**** Items ****

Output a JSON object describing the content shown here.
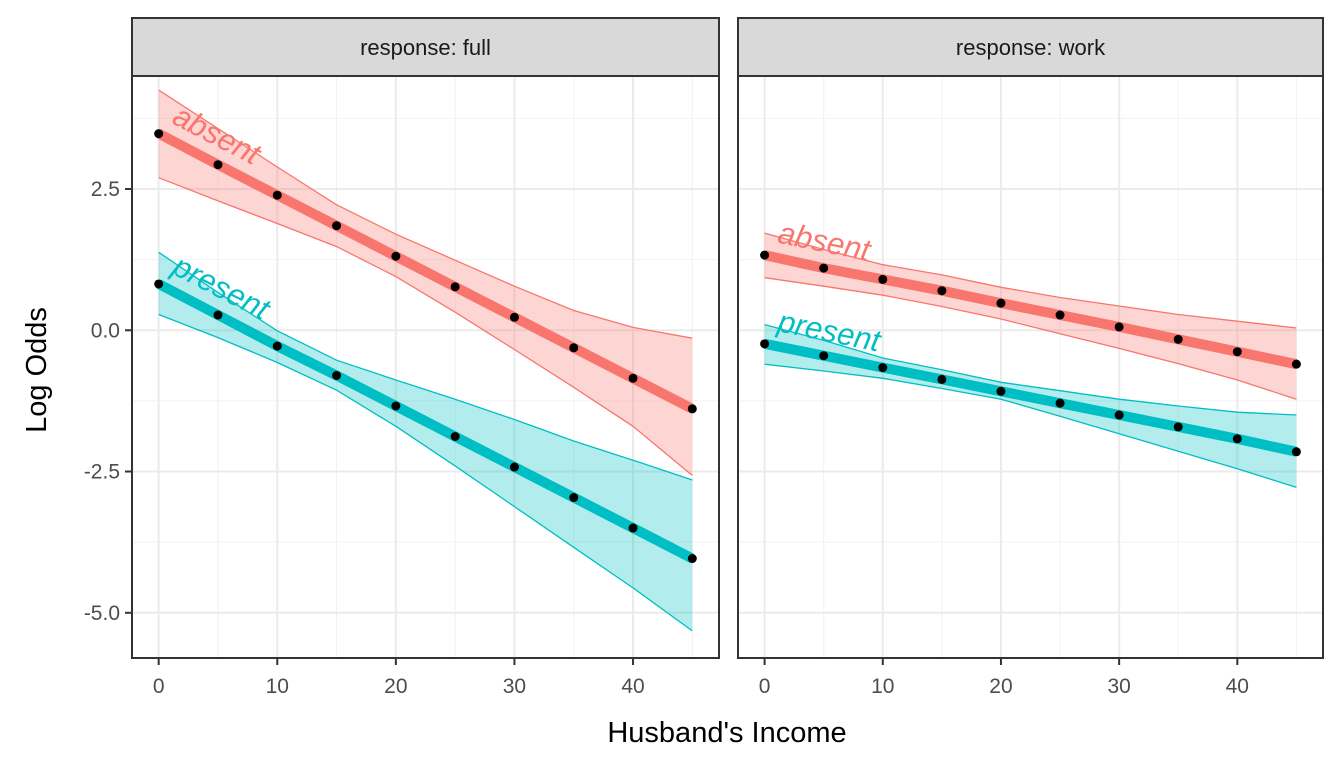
{
  "chart_data": {
    "type": "line",
    "xlabel": "Husband's Income",
    "ylabel": "Log Odds",
    "xlim": [
      -2.25,
      47.25
    ],
    "ylim": [
      -5.8,
      4.5
    ],
    "x_ticks": [
      0,
      10,
      20,
      30,
      40
    ],
    "y_ticks": [
      2.5,
      0.0,
      -2.5,
      -5.0
    ],
    "y_tick_labels": [
      "2.5",
      "0.0",
      "-2.5",
      "-5.0"
    ],
    "grid": true,
    "colors": {
      "absent": "#F8766D",
      "present": "#00BFC4",
      "points": "#000000"
    },
    "panels": [
      {
        "strip_label": "response: full",
        "series": [
          {
            "name": "absent",
            "x": [
              0,
              5,
              10,
              15,
              20,
              25,
              30,
              35,
              40,
              45
            ],
            "y": [
              3.48,
              2.93,
              2.39,
              1.85,
              1.31,
              0.77,
              0.23,
              -0.31,
              -0.85,
              -1.39
            ],
            "lower": [
              2.7,
              2.29,
              1.89,
              1.48,
              0.95,
              0.32,
              -0.34,
              -1.01,
              -1.7,
              -2.57
            ],
            "upper": [
              4.25,
              3.57,
              2.89,
              2.22,
              1.7,
              1.24,
              0.78,
              0.35,
              0.05,
              -0.14
            ]
          },
          {
            "name": "present",
            "x": [
              0,
              5,
              10,
              15,
              20,
              25,
              30,
              35,
              40,
              45
            ],
            "y": [
              0.82,
              0.27,
              -0.28,
              -0.8,
              -1.34,
              -1.88,
              -2.42,
              -2.96,
              -3.5,
              -4.04
            ],
            "lower": [
              0.28,
              -0.13,
              -0.57,
              -1.06,
              -1.7,
              -2.4,
              -3.12,
              -3.84,
              -4.56,
              -5.32
            ],
            "upper": [
              1.38,
              0.67,
              -0.01,
              -0.53,
              -0.88,
              -1.22,
              -1.58,
              -1.96,
              -2.3,
              -2.65
            ]
          }
        ]
      },
      {
        "strip_label": "response: work",
        "series": [
          {
            "name": "absent",
            "x": [
              0,
              5,
              10,
              15,
              20,
              25,
              30,
              35,
              40,
              45
            ],
            "y": [
              1.33,
              1.1,
              0.9,
              0.7,
              0.48,
              0.27,
              0.06,
              -0.16,
              -0.38,
              -0.6
            ],
            "lower": [
              0.93,
              0.78,
              0.62,
              0.42,
              0.2,
              -0.06,
              -0.32,
              -0.59,
              -0.88,
              -1.22
            ],
            "upper": [
              1.72,
              1.43,
              1.16,
              0.98,
              0.76,
              0.58,
              0.43,
              0.28,
              0.16,
              0.04
            ]
          },
          {
            "name": "present",
            "x": [
              0,
              5,
              10,
              15,
              20,
              25,
              30,
              35,
              40,
              45
            ],
            "y": [
              -0.24,
              -0.45,
              -0.66,
              -0.87,
              -1.08,
              -1.29,
              -1.5,
              -1.71,
              -1.92,
              -2.15
            ],
            "lower": [
              -0.6,
              -0.72,
              -0.85,
              -1.03,
              -1.22,
              -1.52,
              -1.83,
              -2.14,
              -2.45,
              -2.78
            ],
            "upper": [
              0.1,
              -0.18,
              -0.49,
              -0.7,
              -0.92,
              -1.07,
              -1.22,
              -1.34,
              -1.45,
              -1.5
            ]
          }
        ]
      }
    ]
  }
}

****

▶ _Aim of the exercise_: Copy every line of the listing that includes the string "response".

▶ _Expected answer_:
        "strip_label": "response: full",
        "strip_label": "response: work",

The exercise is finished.